> [Requirement]
Convert the listing, from the line with "Serial Filings [572,218,590,228]" through the line with "Patent Grants [201,658,219,668]", into a Markdown table with the columns No. and Entry, giving each line its row number and omitting blank lines.

> [Records to use]
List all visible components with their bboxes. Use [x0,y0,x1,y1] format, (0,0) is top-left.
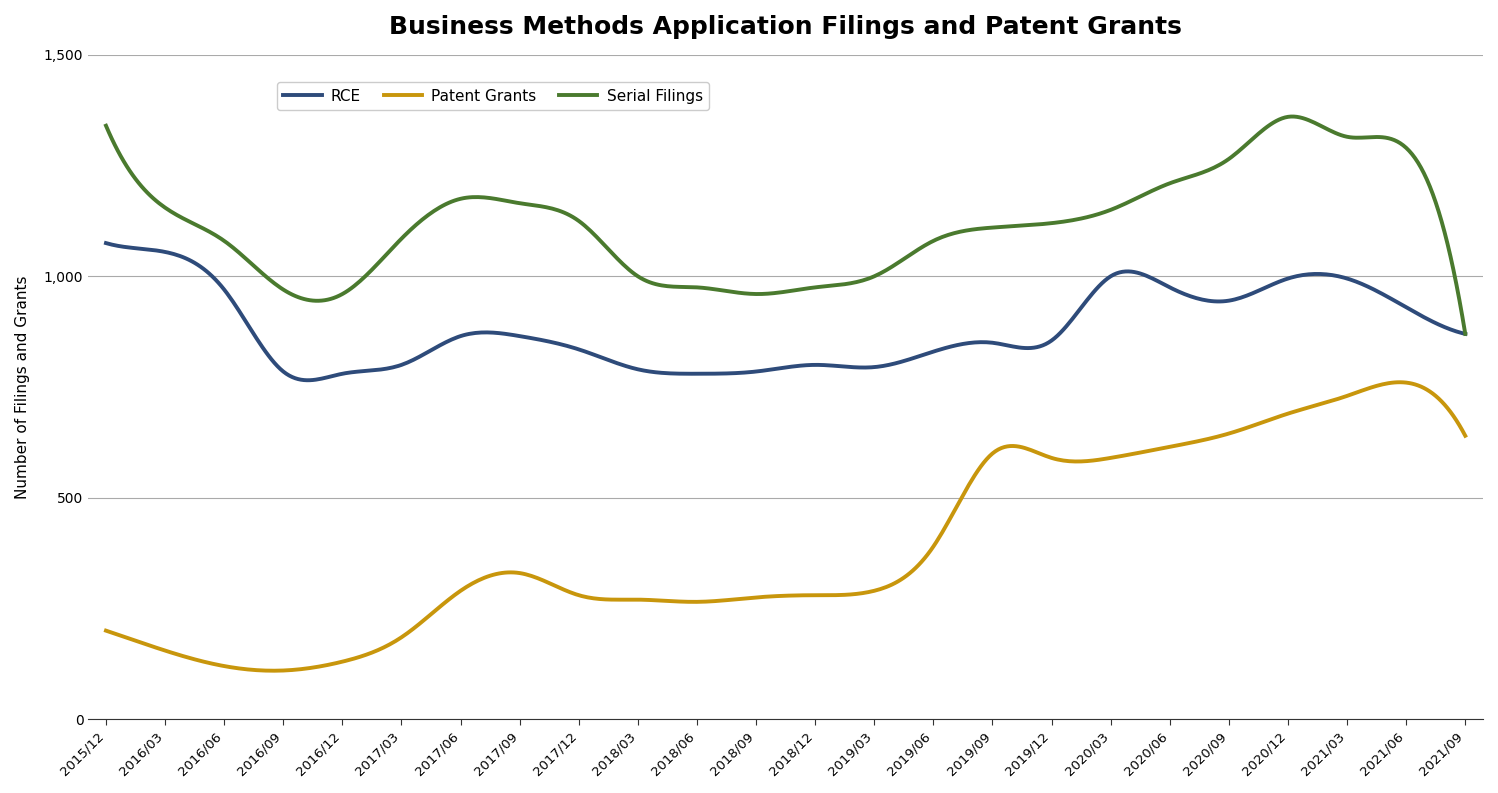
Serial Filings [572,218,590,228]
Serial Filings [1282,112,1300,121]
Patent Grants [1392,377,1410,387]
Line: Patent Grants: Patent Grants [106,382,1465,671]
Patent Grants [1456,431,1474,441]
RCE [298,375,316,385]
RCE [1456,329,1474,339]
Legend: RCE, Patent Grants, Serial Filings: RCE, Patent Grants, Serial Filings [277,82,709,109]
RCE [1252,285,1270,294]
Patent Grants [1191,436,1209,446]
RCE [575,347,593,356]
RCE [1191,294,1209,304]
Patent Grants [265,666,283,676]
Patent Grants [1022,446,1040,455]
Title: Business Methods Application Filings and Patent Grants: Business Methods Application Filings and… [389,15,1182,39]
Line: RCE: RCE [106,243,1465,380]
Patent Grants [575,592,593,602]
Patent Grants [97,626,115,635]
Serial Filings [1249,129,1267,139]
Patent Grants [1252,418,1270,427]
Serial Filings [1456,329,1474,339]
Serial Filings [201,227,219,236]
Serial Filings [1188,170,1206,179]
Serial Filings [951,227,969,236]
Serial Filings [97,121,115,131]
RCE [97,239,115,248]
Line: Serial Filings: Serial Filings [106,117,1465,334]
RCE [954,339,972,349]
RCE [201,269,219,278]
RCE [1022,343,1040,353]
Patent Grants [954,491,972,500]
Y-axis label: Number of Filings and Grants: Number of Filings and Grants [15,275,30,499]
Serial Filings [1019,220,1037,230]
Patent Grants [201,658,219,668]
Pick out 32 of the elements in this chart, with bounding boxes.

> [Correct response]
| No. | Entry |
|---|---|
| 1 | Serial Filings [572,218,590,228] |
| 2 | Serial Filings [1282,112,1300,121] |
| 3 | Patent Grants [1392,377,1410,387] |
| 4 | Line: Patent Grants: Patent Grants [106,382,1465,671] |
| 5 | Patent Grants [1456,431,1474,441] |
| 6 | RCE [298,375,316,385] |
| 7 | RCE [1456,329,1474,339] |
| 8 | Legend: RCE, Patent Grants, Serial Filings: RCE, Patent Grants, Serial Filings [277,82,709,109] |
| 9 | RCE [1252,285,1270,294] |
| 10 | Patent Grants [1191,436,1209,446] |
| 11 | RCE [575,347,593,356] |
| 12 | RCE [1191,294,1209,304] |
| 13 | Patent Grants [265,666,283,676] |
| 14 | Patent Grants [1022,446,1040,455] |
| 15 | Title: Business Methods Application Filings and Patent Grants: Business Methods Application Filings and… [389,15,1182,39] |
| 16 | Line: RCE: RCE [106,243,1465,380] |
| 17 | Patent Grants [575,592,593,602] |
| 18 | Patent Grants [97,626,115,635] |
| 19 | Serial Filings [1249,129,1267,139] |
| 20 | Patent Grants [1252,418,1270,427] |
| 21 | Serial Filings [1456,329,1474,339] |
| 22 | Serial Filings [201,227,219,236] |
| 23 | Serial Filings [1188,170,1206,179] |
| 24 | Serial Filings [951,227,969,236] |
| 25 | Serial Filings [97,121,115,131] |
| 26 | RCE [97,239,115,248] |
| 27 | Line: Serial Filings: Serial Filings [106,117,1465,334] |
| 28 | RCE [954,339,972,349] |
| 29 | RCE [201,269,219,278] |
| 30 | RCE [1022,343,1040,353] |
| 31 | Patent Grants [954,491,972,500] |
| 32 | Y-axis label: Number of Filings and Grants: Number of Filings and Grants [15,275,30,499] |
| 33 | Serial Filings [1019,220,1037,230] |
| 34 | Patent Grants [201,658,219,668] |